**Quoted passage:**

********************

Why there are multiple calls to DB - spring-webflux

I am playing with R2DBC using Postgre SQL. The usecase i am trying is to get the Film by ID along with Language, Actors and Category. Below is the schema
this is the corresponding piece of code in ServiceImpl
#Override
public Mono<FilmModel> getById(Long id) {
Mono<Film> filmMono = filmRepository.findById(id).switchIfEmpty(Mono.error(DataFormatException::new)).subscribeOn(Schedulers.boundedElastic());
Flux<Actor> actorFlux = filmMono.flatMapMany(this::getByActorId).subscribeOn(Schedulers.boundedElastic());
Mono<String> language = filmMono.flatMap(film -> languageRepository.findById(film.getLanguageId())).map(Language::getName).subscribeOn(Schedulers.boundedElastic());
Mono<String> category = filmMono.flatMap(film -> filmCategoryRepository
.findFirstByFilmId(film.getFilmId()))
.flatMap(filmCategory -> categoryRepository.findById(filmCategory.getCategoryId()))

********************

**Material:**
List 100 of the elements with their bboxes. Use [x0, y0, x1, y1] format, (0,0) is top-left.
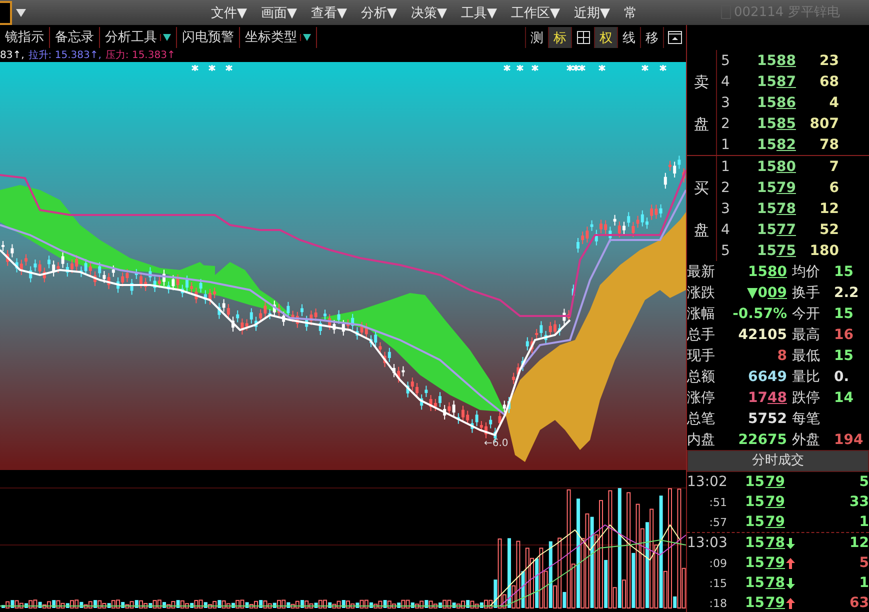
stat-label: 量比 [792, 368, 821, 386]
order-level: 5 [721, 242, 731, 258]
toolbar-button[interactable]: 镜指示 [0, 27, 50, 48]
stat-value: 22675 [737, 432, 787, 448]
menu-item[interactable]: 工具▼ [461, 4, 497, 22]
order-level: 1 [721, 158, 731, 174]
order-level: 4 [721, 74, 731, 90]
menu-item[interactable]: 查看▼ [311, 4, 347, 22]
stat-label: 总手 [687, 326, 716, 344]
stat-value: 42105 [737, 326, 787, 342]
menu-item[interactable]: 近期▼ [574, 4, 610, 22]
stat-label: 最高 [792, 326, 821, 344]
toolbar-button[interactable]: 分析工具 [100, 27, 177, 48]
stat-value: 6649 [747, 368, 787, 384]
down-arrow-icon [786, 538, 795, 548]
stat-label: 涨幅 [687, 304, 716, 322]
grid-icon [576, 31, 590, 44]
toolbar-button[interactable]: 备忘录 [50, 27, 100, 48]
order-price: 1577 [757, 222, 797, 238]
stat-label: 最低 [792, 346, 821, 364]
stat-value: 0. [834, 368, 850, 384]
toolbar-button[interactable]: 坐标类型 [240, 27, 317, 48]
trade-volume: 63 [848, 595, 869, 611]
up-arrow-icon [786, 598, 795, 608]
order-price: 1588 [757, 52, 797, 68]
trade-time: :09 [708, 556, 727, 570]
stat-label: 最新 [687, 262, 716, 280]
trade-time: :51 [708, 496, 727, 508]
order-volume: 7 [828, 158, 839, 174]
menu-item[interactable]: 决策▼ [411, 4, 447, 22]
stat-value: 2.2 [834, 284, 859, 300]
down-arrow-icon [786, 578, 795, 588]
order-level: 5 [721, 52, 731, 68]
up-arrow-icon [786, 558, 795, 568]
trade-volume: 5 [858, 474, 869, 490]
order-volume: 68 [818, 74, 839, 90]
stat-label: 总额 [687, 368, 716, 386]
order-price: 1585 [757, 116, 797, 132]
stat-label: 跌停 [792, 388, 821, 406]
app-icon[interactable] [0, 0, 12, 24]
order-price: 1586 [757, 94, 797, 110]
stat-value: 14 [834, 390, 854, 406]
trade-price: 1579 [745, 494, 785, 510]
price-marker-label: ←6.0 [484, 438, 508, 449]
stat-value: 15 [834, 306, 854, 322]
toolbar-label[interactable]: 闪电预警 [182, 27, 234, 48]
stat-label: 现手 [687, 346, 716, 364]
indicator-value: 压力: 15.383↑ [105, 50, 176, 62]
stat-value: 194 [834, 432, 864, 448]
menu-item[interactable]: 分析▼ [361, 4, 397, 22]
stat-value: 5752 [747, 410, 787, 426]
stat-value: ▼009 [746, 284, 787, 300]
trade-volume: 5 [858, 555, 869, 571]
toolbar-label[interactable]: 备忘录 [55, 27, 94, 48]
stat-label: 每笔 [792, 410, 821, 428]
order-level: 2 [721, 180, 731, 196]
trade-volume: 33 [848, 494, 869, 510]
order-volume: 52 [818, 222, 839, 238]
trade-price: 1579 [745, 514, 785, 530]
trade-time: :15 [708, 576, 727, 590]
order-volume: 6 [828, 180, 839, 196]
stat-value: 15 [834, 348, 854, 364]
toolbar-label[interactable]: 坐标类型 [245, 27, 297, 48]
stat-value: 1580 [747, 264, 787, 280]
toolbar-toggle[interactable]: 线 [617, 27, 640, 48]
stat-value: 15 [834, 264, 854, 280]
stat-label: 今开 [792, 304, 821, 322]
trade-price: 1579 [745, 595, 795, 611]
order-price: 1580 [757, 158, 797, 174]
dropdown-icon[interactable] [160, 34, 171, 41]
toolbar-toggle[interactable]: 标 [548, 27, 571, 48]
stat-label: 内盘 [687, 430, 716, 448]
menu-item[interactable]: 常 [624, 4, 637, 22]
trades-header[interactable]: 分时成交 [687, 450, 869, 472]
toolbar-toggle[interactable]: 移 [640, 27, 663, 48]
order-level: 3 [721, 200, 731, 216]
trade-price: 1579 [745, 555, 795, 571]
indicator-value: 拉升: 15.383↑, [28, 50, 102, 62]
order-side-label: 买盘 [694, 178, 709, 240]
order-price: 1582 [757, 136, 797, 152]
order-volume: 78 [818, 136, 839, 152]
caret-icon[interactable] [16, 8, 26, 16]
menu-item[interactable]: 画面▼ [261, 4, 297, 22]
trade-time: 13:02 [687, 474, 727, 490]
toolbar-label[interactable]: 镜指示 [5, 27, 44, 48]
toolbar-button[interactable]: 闪电预警 [177, 27, 240, 48]
stat-label: 涨停 [687, 388, 716, 406]
toolbar-toggle[interactable]: 权 [594, 27, 617, 48]
trade-price: 1578 [745, 535, 795, 551]
trade-price: 1579 [745, 474, 785, 490]
order-price: 1578 [757, 200, 797, 216]
stat-label: 外盘 [792, 430, 821, 448]
stat-value: 8 [776, 348, 787, 364]
toolbar-label[interactable]: 分析工具 [105, 27, 157, 48]
trade-time: :57 [708, 516, 727, 528]
stat-label: 换手 [792, 284, 821, 302]
menu-item[interactable]: 文件▼ [211, 4, 247, 22]
dropdown-icon[interactable] [300, 34, 311, 41]
menu-item[interactable]: 工作区▼ [511, 4, 560, 22]
order-volume: 180 [808, 242, 839, 258]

********************

**Directions:** In the forum question about repeated database calls, what does the poster want to retrieve along with the Film by ID?

**Task response:** Language, Actors and Category.